**Task objective:** Search the data for the word "Улаанбаатар". Reproduce every line where it is found.

**Extracted records:**
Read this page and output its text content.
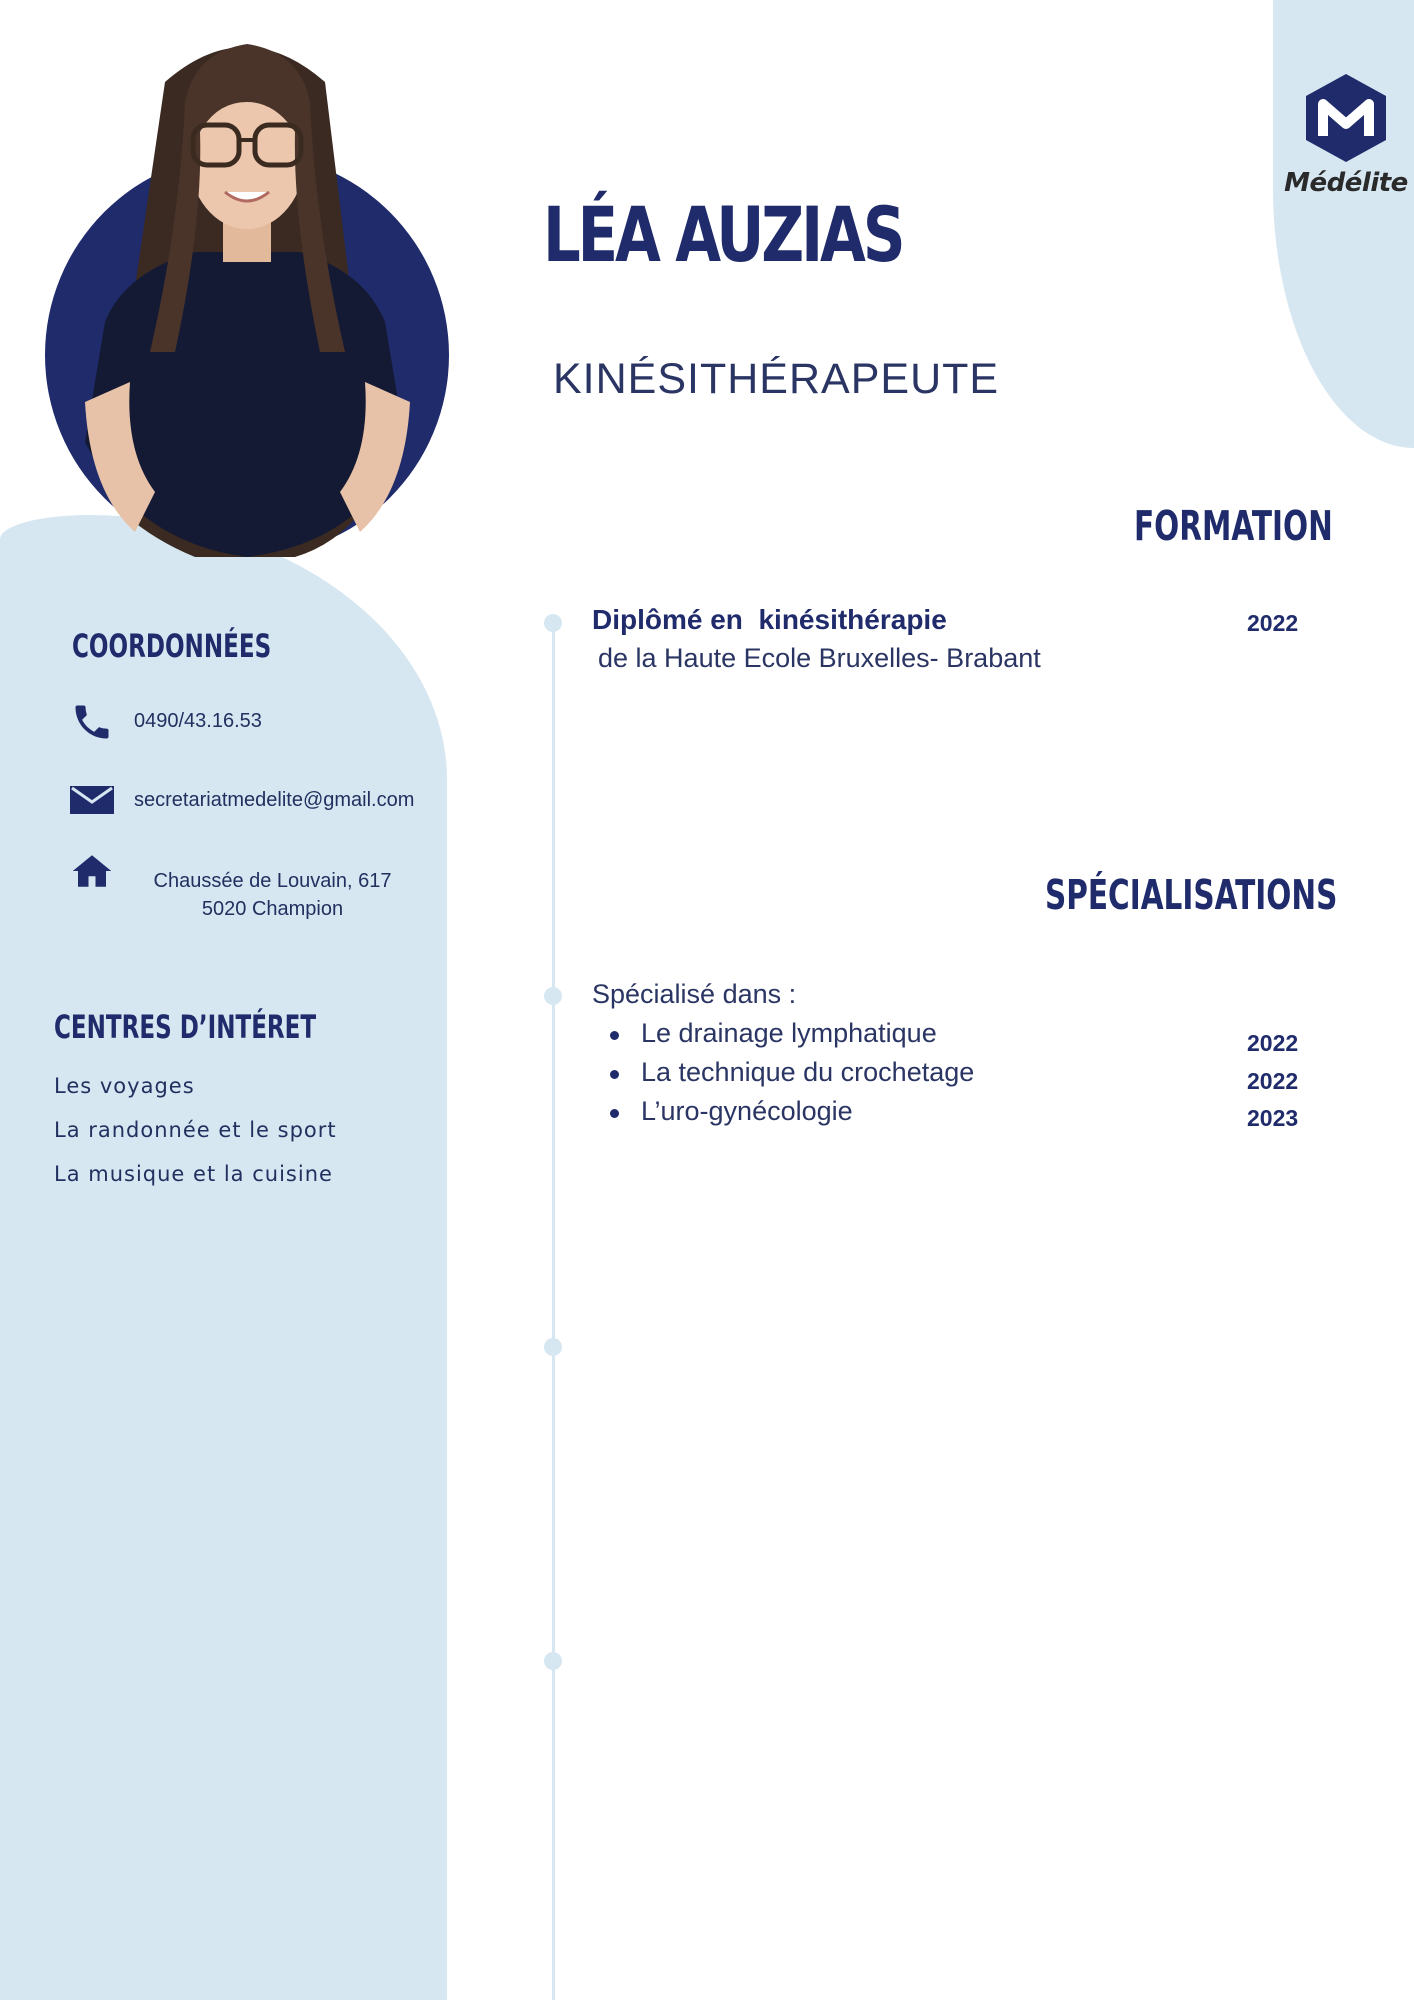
Médélite
LÉA AUZIAS
KINÉSITHÉRAPEUTE
FORMATION
Diplômé en  kinésithérapie
de la Haute Ecole Bruxelles- Brabant
2022
SPÉCIALISATIONS
Spécialisé dans :
Le drainage lymphatique	2022
La technique du crochetage	2022
L’uro-gynécologie	2023
COORDONNÉES
0490/43.16.53
secretariatmedelite@gmail.com
Chaussée de Louvain, 617
5020 Champion
CENTRES D’INTÉRET
Les voyages
La randonnée et le sport
La musique et la cuisine
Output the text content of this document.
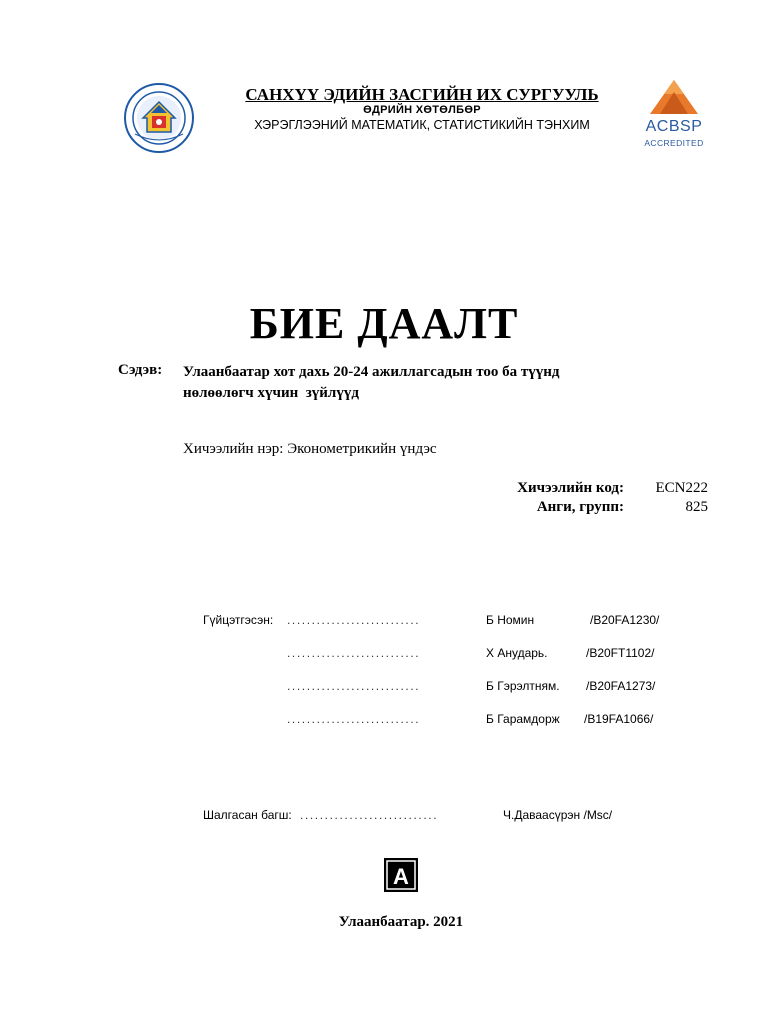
САНХҮҮ ЭДИЙН ЗАСГИЙН ИХ СУРГУУЛЬ
ӨДРИЙН ХӨТӨЛБӨР
ХЭРЭГЛЭЭНИЙ МАТЕМАТИК, СТАТИСТИКИЙН ТЭНХИМ	ACBSP
ACCREDITED
БИЕ ДААЛТ
Сэдэв: Улаанбаатар хот дахь 20-24 ажиллагсадын тоо ба түүнд
нөлөөлөгч хүчин  зүйлүүд
Хичээлийн нэр: Эконометрикийн үндэс
Хичээлийн код:	ECN222
Анги, групп:	825
Гүйцэтгэсэн: ...........................	Б Номин	/B20FA1230/
...........................	Х Анударь.	/B20FT1102/
...........................	Б Гэрэлтням. /B20FA1273/
...........................	Б Гарамдорж /B19FA1066/
Шалгасан багш: ............................	Ч.Даваасүрэн /Msc/
A
Улаанбаатар. 2021
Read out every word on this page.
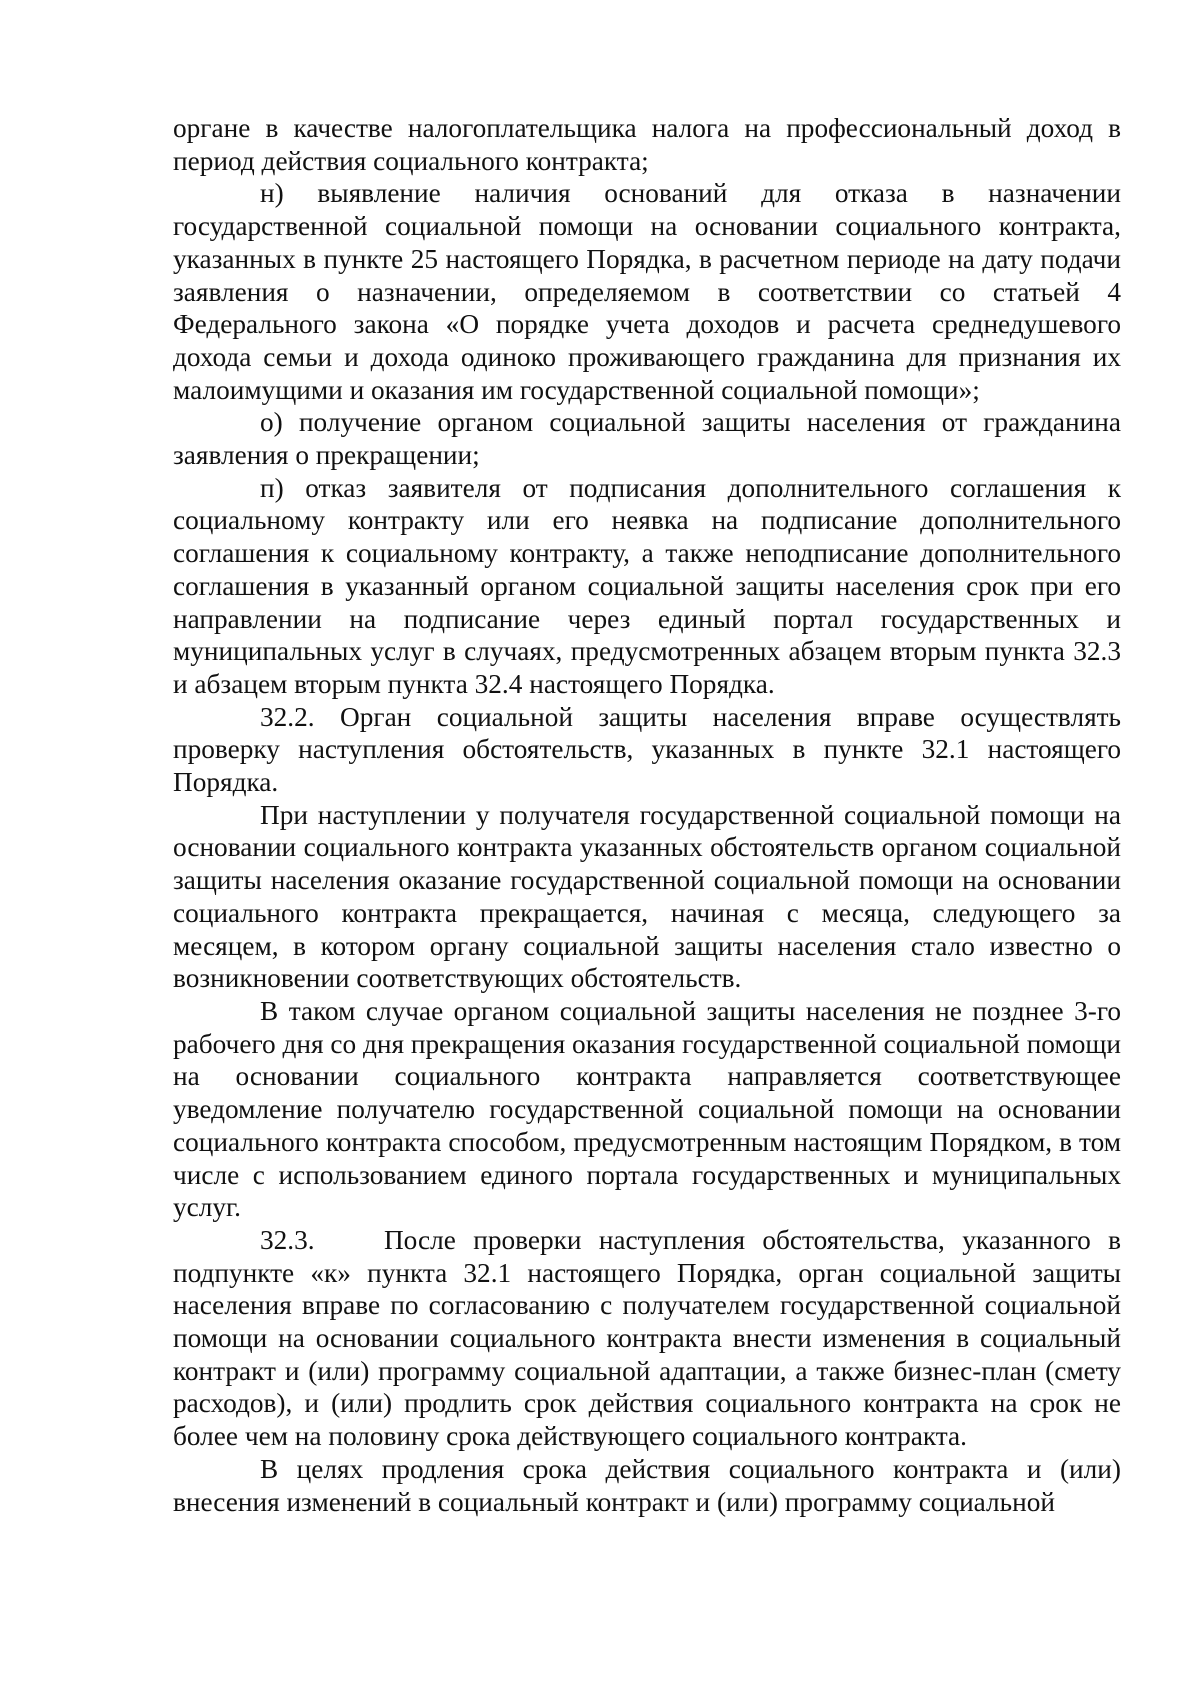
органе в качестве налогоплательщика налога на профессиональный доход в период действия социального контракта;

н) выявление наличия оснований для отказа в назначении государственной социальной помощи на основании социального контракта, указанных в пункте 25 настоящего Порядка, в расчетном периоде на дату подачи заявления о назначении, определяемом в соответствии со статьей 4 Федерального закона «О порядке учета доходов и расчета среднедушевого дохода семьи и дохода одиноко проживающего гражданина для признания их малоимущими и оказания им государственной социальной помощи»;

о) получение органом социальной защиты населения от гражданина заявления о прекращении;

п) отказ заявителя от подписания дополнительного соглашения к социальному контракту или его неявка на подписание дополнительного соглашения к социальному контракту, а также неподписание дополнительного соглашения в указанный органом социальной защиты населения срок при его направлении на подписание через единый портал государственных и муниципальных услуг в случаях, предусмотренных абзацем вторым пункта 32.3 и абзацем вторым пункта 32.4 настоящего Порядка.

32.2. Орган социальной защиты населения вправе осуществлять проверку наступления обстоятельств, указанных в пункте 32.1 настоящего Порядка.

При наступлении у получателя государственной социальной помощи на основании социального контракта указанных обстоятельств органом социальной защиты населения оказание государственной социальной помощи на основании социального контракта прекращается, начиная с месяца, следующего за месяцем, в котором органу социальной защиты населения стало известно о возникновении соответствующих обстоятельств.

В таком случае органом социальной защиты населения не позднее 3-го рабочего дня со дня прекращения оказания государственной социальной помощи на основании социального контракта направляется соответствующее уведомление получателю государственной социальной помощи на основании социального контракта способом, предусмотренным настоящим Порядком, в том числе с использованием единого портала государственных и муниципальных услуг.

32.3.    После проверки наступления обстоятельства, указанного в подпункте «к» пункта 32.1 настоящего Порядка, орган социальной защиты населения вправе по согласованию с получателем государственной социальной помощи на основании социального контракта внести изменения в социальный контракт и (или) программу социальной адаптации, а также бизнес-план (смету расходов), и (или) продлить срок действия социального контракта на срок не более чем на половину срока действующего социального контракта.

В целях продления срока действия социального контракта и (или) внесения изменений в социальный контракт и (или) программу социальной
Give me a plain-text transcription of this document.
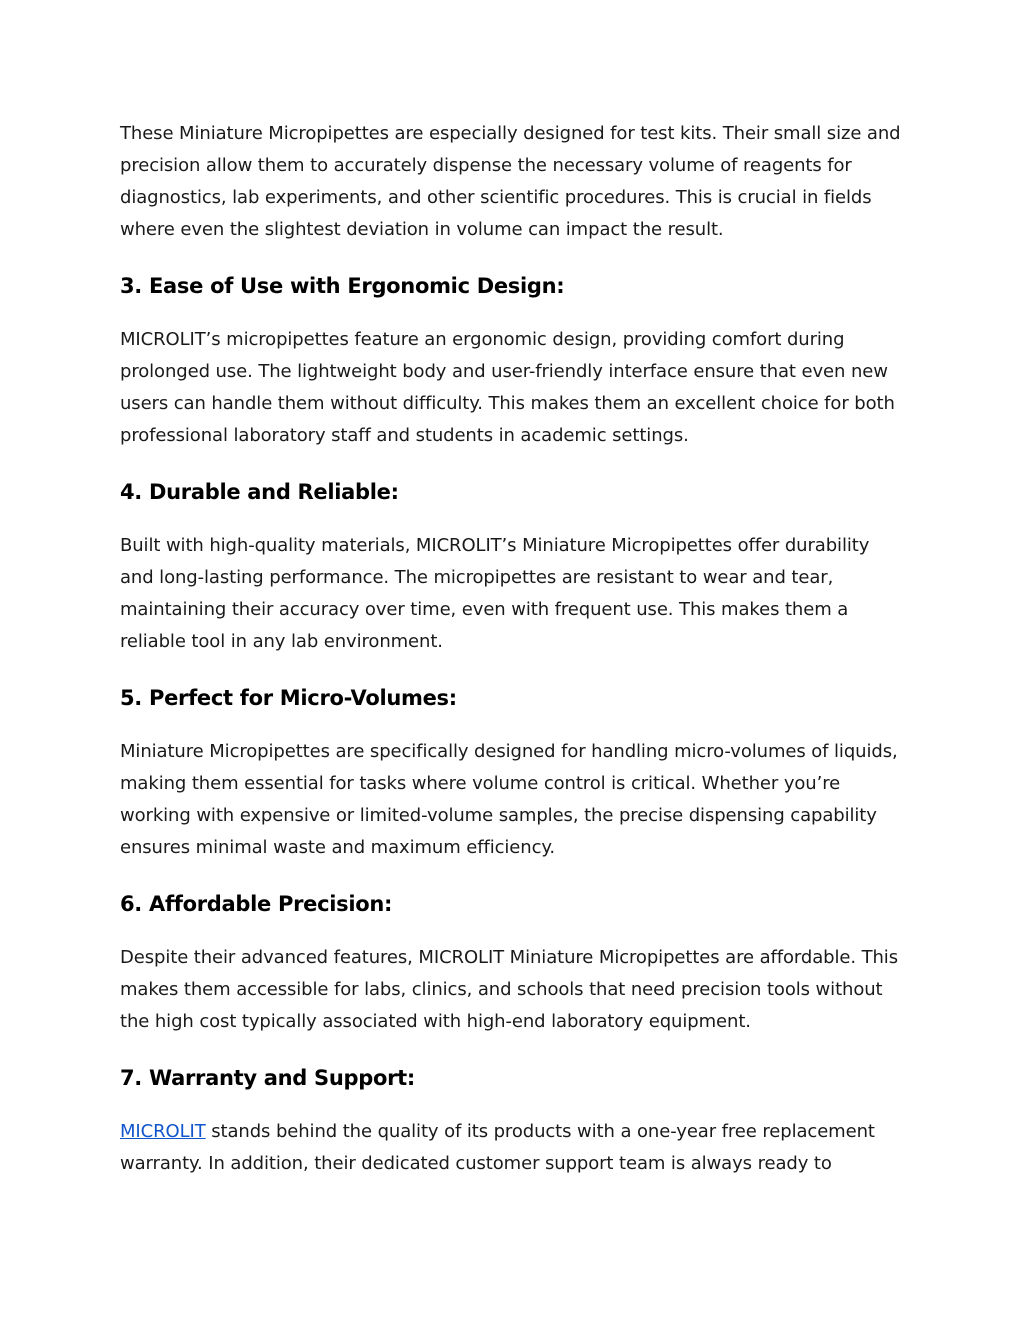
These Miniature Micropipettes are especially designed for test kits. Their small size and precision allow them to accurately dispense the necessary volume of reagents for diagnostics, lab experiments, and other scientific procedures. This is crucial in fields where even the slightest deviation in volume can impact the result.

3. Ease of Use with Ergonomic Design:

MICROLIT’s micropipettes feature an ergonomic design, providing comfort during prolonged use. The lightweight body and user-friendly interface ensure that even new users can handle them without difficulty. This makes them an excellent choice for both professional laboratory staff and students in academic settings.

4. Durable and Reliable:

Built with high-quality materials, MICROLIT’s Miniature Micropipettes offer durability and long-lasting performance. The micropipettes are resistant to wear and tear, maintaining their accuracy over time, even with frequent use. This makes them a reliable tool in any lab environment.

5. Perfect for Micro-Volumes:

Miniature Micropipettes are specifically designed for handling micro-volumes of liquids, making them essential for tasks where volume control is critical. Whether you’re working with expensive or limited-volume samples, the precise dispensing capability ensures minimal waste and maximum efficiency.

6. Affordable Precision:

Despite their advanced features, MICROLIT Miniature Micropipettes are affordable. This makes them accessible for labs, clinics, and schools that need precision tools without the high cost typically associated with high-end laboratory equipment.

7. Warranty and Support:

MICROLIT stands behind the quality of its products with a one-year free replacement warranty. In addition, their dedicated customer support team is always ready to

**Solution:**
Сэдэв: Улаанбаатар хот дахь 20-24 ажиллагсадын тоо ба түүнд
Улаанбаатар. 2021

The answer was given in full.